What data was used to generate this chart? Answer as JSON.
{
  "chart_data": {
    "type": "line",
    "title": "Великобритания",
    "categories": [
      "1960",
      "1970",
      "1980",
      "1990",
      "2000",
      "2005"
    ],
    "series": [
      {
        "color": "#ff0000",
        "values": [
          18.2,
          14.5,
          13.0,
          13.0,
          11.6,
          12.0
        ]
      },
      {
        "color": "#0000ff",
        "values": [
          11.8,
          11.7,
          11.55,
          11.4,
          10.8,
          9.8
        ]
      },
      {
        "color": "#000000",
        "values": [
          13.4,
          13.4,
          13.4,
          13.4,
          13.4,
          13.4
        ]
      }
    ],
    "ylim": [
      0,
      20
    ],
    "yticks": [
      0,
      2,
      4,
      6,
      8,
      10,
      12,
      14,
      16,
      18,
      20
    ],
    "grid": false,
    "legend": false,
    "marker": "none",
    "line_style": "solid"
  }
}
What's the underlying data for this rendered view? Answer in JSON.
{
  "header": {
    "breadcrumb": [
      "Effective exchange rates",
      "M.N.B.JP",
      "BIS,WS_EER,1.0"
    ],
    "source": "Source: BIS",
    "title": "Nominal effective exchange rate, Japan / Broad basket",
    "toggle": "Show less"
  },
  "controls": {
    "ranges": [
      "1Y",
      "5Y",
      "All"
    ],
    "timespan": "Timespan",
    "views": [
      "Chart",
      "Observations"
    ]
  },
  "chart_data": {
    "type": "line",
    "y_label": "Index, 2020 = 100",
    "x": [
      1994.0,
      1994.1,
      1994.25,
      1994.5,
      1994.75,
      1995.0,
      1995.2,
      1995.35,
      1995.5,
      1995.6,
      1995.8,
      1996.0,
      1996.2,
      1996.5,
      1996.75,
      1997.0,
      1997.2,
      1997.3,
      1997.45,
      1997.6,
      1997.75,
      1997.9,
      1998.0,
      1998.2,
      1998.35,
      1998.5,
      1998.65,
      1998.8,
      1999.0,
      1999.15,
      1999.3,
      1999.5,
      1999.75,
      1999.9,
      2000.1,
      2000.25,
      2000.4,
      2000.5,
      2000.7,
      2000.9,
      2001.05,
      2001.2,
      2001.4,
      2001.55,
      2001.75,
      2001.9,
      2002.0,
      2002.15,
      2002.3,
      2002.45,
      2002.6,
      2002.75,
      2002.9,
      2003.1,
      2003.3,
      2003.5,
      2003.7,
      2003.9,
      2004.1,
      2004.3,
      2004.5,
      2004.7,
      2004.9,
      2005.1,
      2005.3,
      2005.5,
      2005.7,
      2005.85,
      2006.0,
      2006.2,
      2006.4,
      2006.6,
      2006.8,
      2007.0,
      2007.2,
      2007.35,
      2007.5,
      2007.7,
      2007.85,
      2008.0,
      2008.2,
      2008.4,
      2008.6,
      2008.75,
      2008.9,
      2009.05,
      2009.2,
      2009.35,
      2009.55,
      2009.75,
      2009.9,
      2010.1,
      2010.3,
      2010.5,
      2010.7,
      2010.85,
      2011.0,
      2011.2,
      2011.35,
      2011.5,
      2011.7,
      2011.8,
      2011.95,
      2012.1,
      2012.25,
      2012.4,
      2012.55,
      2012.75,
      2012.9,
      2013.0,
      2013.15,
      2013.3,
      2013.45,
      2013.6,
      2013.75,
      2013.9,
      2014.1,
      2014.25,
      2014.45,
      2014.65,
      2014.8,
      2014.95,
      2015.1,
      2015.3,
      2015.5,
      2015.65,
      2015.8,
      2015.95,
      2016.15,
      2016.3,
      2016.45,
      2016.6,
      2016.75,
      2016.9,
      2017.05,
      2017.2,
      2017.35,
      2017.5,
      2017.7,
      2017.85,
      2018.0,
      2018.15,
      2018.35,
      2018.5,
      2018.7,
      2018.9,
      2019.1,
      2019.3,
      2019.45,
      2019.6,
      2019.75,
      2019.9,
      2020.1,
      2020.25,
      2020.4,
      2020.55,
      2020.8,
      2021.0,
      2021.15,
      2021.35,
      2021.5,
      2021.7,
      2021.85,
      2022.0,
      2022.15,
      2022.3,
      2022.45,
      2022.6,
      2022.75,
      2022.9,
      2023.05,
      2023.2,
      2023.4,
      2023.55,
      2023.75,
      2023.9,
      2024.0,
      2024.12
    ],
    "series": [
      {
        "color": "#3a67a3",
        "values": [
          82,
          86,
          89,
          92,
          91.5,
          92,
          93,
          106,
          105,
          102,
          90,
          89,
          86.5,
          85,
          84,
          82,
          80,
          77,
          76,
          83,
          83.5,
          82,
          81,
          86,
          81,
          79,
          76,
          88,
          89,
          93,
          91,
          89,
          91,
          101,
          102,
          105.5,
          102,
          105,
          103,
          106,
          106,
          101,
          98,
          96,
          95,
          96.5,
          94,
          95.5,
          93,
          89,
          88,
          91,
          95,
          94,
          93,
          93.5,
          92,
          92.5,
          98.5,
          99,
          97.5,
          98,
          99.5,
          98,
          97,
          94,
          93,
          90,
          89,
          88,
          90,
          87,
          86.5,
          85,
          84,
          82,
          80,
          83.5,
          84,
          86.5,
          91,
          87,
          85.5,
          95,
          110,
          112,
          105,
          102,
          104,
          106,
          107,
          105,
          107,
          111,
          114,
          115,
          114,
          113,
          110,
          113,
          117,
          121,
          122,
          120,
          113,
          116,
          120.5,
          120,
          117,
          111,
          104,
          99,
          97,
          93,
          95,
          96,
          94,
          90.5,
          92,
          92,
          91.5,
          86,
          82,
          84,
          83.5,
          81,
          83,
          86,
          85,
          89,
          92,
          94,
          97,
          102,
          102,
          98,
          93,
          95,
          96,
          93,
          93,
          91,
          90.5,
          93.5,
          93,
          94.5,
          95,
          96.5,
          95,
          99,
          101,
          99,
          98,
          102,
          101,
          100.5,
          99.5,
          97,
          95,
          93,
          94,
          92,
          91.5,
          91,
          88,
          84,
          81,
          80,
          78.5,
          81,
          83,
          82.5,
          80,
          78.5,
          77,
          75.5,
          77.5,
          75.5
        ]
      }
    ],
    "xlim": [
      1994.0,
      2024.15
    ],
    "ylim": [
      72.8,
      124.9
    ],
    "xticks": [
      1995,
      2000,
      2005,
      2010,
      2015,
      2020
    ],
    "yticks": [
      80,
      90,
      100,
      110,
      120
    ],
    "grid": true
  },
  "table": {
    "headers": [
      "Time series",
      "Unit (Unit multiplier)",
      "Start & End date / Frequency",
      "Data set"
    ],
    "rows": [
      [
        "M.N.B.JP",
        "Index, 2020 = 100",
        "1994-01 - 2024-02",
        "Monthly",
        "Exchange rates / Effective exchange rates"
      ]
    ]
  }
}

_YOUR TASK_: From the material above, copy each line that includes the word "color".

_CORRECT RESPONSE_:
        "color": "#ff0000",
        "color": "#0000ff",
        "color": "#000000",
        "color": "#3a67a3",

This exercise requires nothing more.